*Request:*
Return the listing below unchanged, minus its pictures.

*Provided data:*
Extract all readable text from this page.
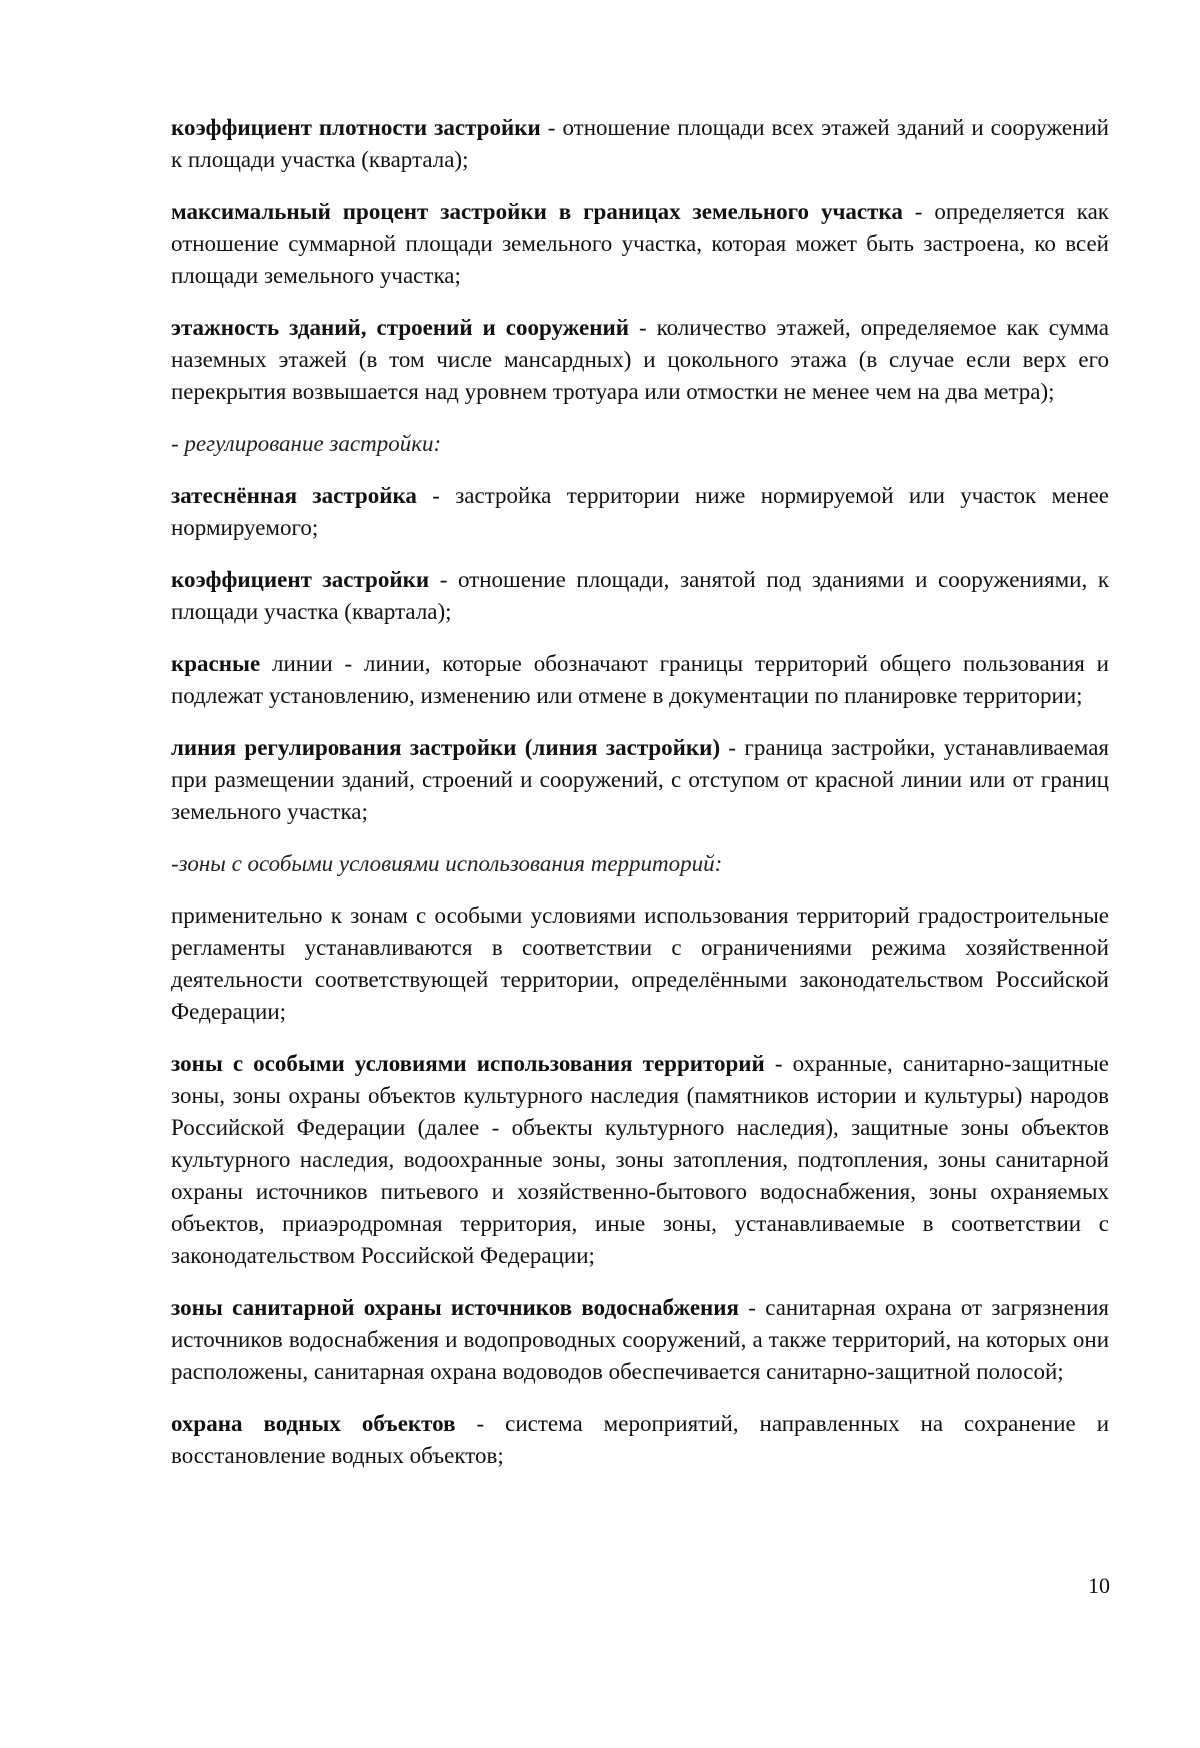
коэффициент плотности застройки - отношение площади всех этажей зданий и сооружений к площади участка (квартала);

максимальный процент застройки в границах земельного участка - определяется как отношение суммарной площади земельного участка, которая может быть застроена, ко всей площади земельного участка;

этажность зданий, строений и сооружений - количество этажей, определяемое как сумма наземных этажей (в том числе мансардных) и цокольного этажа (в случае если верх его перекрытия возвышается над уровнем тротуара или отмостки не менее чем на два метра);

- регулирование застройки:

затеснённая застройка - застройка территории ниже нормируемой или участок менее нормируемого;

коэффициент застройки - отношение площади, занятой под зданиями и сооружениями, к площади участка (квартала);

красные линии - линии, которые обозначают границы территорий общего пользования и подлежат установлению, изменению или отмене в документации по планировке территории;

линия регулирования застройки (линия застройки) - граница застройки, устанавливаемая при размещении зданий, строений и сооружений, с отступом от красной линии или от границ земельного участка;

-зоны с особыми условиями использования территорий:

применительно к зонам с особыми условиями использования территорий градостроительные регламенты устанавливаются в соответствии с ограничениями режима хозяйственной деятельности соответствующей территории, определёнными законодательством Российской Федерации;

зоны с особыми условиями использования территорий - охранные, санитарно-защитные зоны, зоны охраны объектов культурного наследия (памятников истории и культуры) народов Российской Федерации (далее - объекты культурного наследия), защитные зоны объектов культурного наследия, водоохранные зоны, зоны затопления, подтопления, зоны санитарной охраны источников питьевого и хозяйственно-бытового водоснабжения, зоны охраняемых объектов, приаэродромная территория, иные зоны, устанавливаемые в соответствии с законодательством Российской Федерации;

зоны санитарной охраны источников водоснабжения - санитарная охрана от загрязнения источников водоснабжения и водопроводных сооружений, а также территорий, на которых они расположены, санитарная охрана водоводов обеспечивается санитарно-защитной полосой;

охрана водных объектов - система мероприятий, направленных на сохранение и восстановление водных объектов;

10
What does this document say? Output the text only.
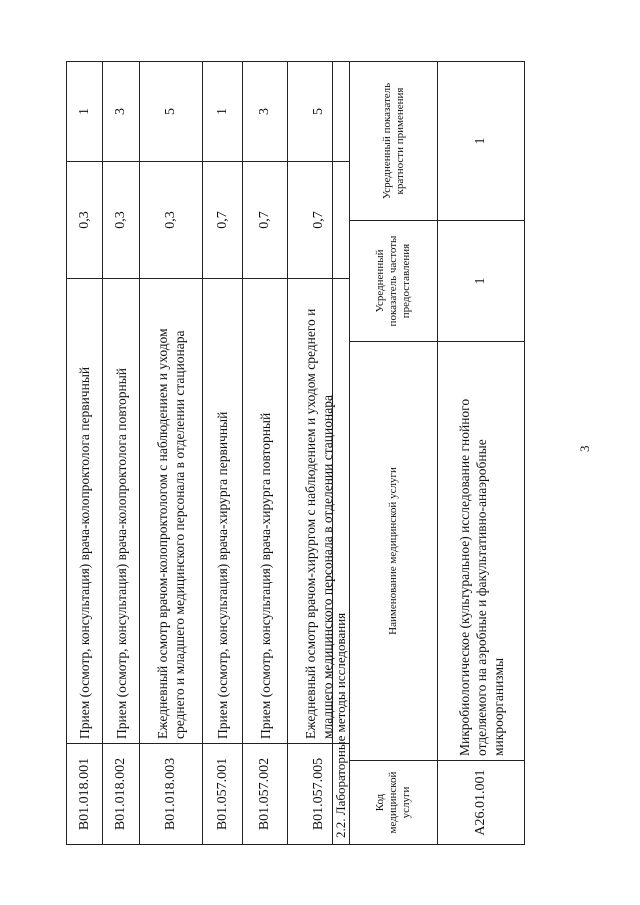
3
B01.018.001	Прием (осмотр, консультация) врача-колопроктолога первичный	0,3	1
B01.018.002	Прием (осмотр, консультация) врача-колопроктолога повторный	0,3	3
B01.018.003	Ежедневный осмотр врачом-колопроктологом с наблюдением и уходом среднего и младшего медицинского персонала в отделении стационара	0,3	5
B01.057.001	Прием (осмотр, консультация) врача-хирурга первичный	0,7	1
B01.057.002	Прием (осмотр, консультация) врача-хирурга повторный	0,7	3
B01.057.005	Ежедневный осмотр врачом-хирургом с наблюдением и уходом среднего и младшего медицинского персонала в отделении стационара	0,7	5
2.2. Лабораторные методы исследования			
Код медицинской услуги	Наименование медицинской услуги	Усредненный показатель частоты предоставления	Усредненный показатель кратности применения
A26.01.001	Микробиологическое (культуральное) исследование гнойного отделяемого на аэробные и факультативно-анаэробные микроорганизмы	1	1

*Final answer:*
Extract all readable text from this page.
коэффициент плотности застройки - отношение площади всех этажей зданий и сооружений к площади участка (квартала);

максимальный процент застройки в границах земельного участка - определяется как отношение суммарной площади земельного участка, которая может быть застроена, ко всей площади земельного участка;

этажность зданий, строений и сооружений - количество этажей, определяемое как сумма наземных этажей (в том числе мансардных) и цокольного этажа (в случае если верх его перекрытия возвышается над уровнем тротуара или отмостки не менее чем на два метра);

- регулирование застройки:

затеснённая застройка - застройка территории ниже нормируемой или участок менее нормируемого;

коэффициент застройки - отношение площади, занятой под зданиями и сооружениями, к площади участка (квартала);

красные линии - линии, которые обозначают границы территорий общего пользования и подлежат установлению, изменению или отмене в документации по планировке территории;

линия регулирования застройки (линия застройки) - граница застройки, устанавливаемая при размещении зданий, строений и сооружений, с отступом от красной линии или от границ земельного участка;

-зоны с особыми условиями использования территорий:

применительно к зонам с особыми условиями использования территорий градостроительные регламенты устанавливаются в соответствии с ограничениями режима хозяйственной деятельности соответствующей территории, определёнными законодательством Российской Федерации;

зоны с особыми условиями использования территорий - охранные, санитарно-защитные зоны, зоны охраны объектов культурного наследия (памятников истории и культуры) народов Российской Федерации (далее - объекты культурного наследия), защитные зоны объектов культурного наследия, водоохранные зоны, зоны затопления, подтопления, зоны санитарной охраны источников питьевого и хозяйственно-бытового водоснабжения, зоны охраняемых объектов, приаэродромная территория, иные зоны, устанавливаемые в соответствии с законодательством Российской Федерации;

зоны санитарной охраны источников водоснабжения - санитарная охрана от загрязнения источников водоснабжения и водопроводных сооружений, а также территорий, на которых они расположены, санитарная охрана водоводов обеспечивается санитарно-защитной полосой;

охрана водных объектов - система мероприятий, направленных на сохранение и восстановление водных объектов;

10
What does this document say? Output the text only.
3
B01.018.001	Прием (осмотр, консультация) врача-колопроктолога первичный	0,3	1
B01.018.002	Прием (осмотр, консультация) врача-колопроктолога повторный	0,3	3
B01.018.003	Ежедневный осмотр врачом-колопроктологом с наблюдением и уходом среднего и младшего медицинского персонала в отделении стационара	0,3	5
B01.057.001	Прием (осмотр, консультация) врача-хирурга первичный	0,7	1
B01.057.002	Прием (осмотр, консультация) врача-хирурга повторный	0,7	3
B01.057.005	Ежедневный осмотр врачом-хирургом с наблюдением и уходом среднего и младшего медицинского персонала в отделении стационара	0,7	5
2.2. Лабораторные методы исследования			
Код медицинской услуги	Наименование медицинской услуги	Усредненный показатель частоты предоставления	Усредненный показатель кратности применения
A26.01.001	Микробиологическое (культуральное) исследование гнойного отделяемого на аэробные и факультативно-анаэробные микроорганизмы	1	1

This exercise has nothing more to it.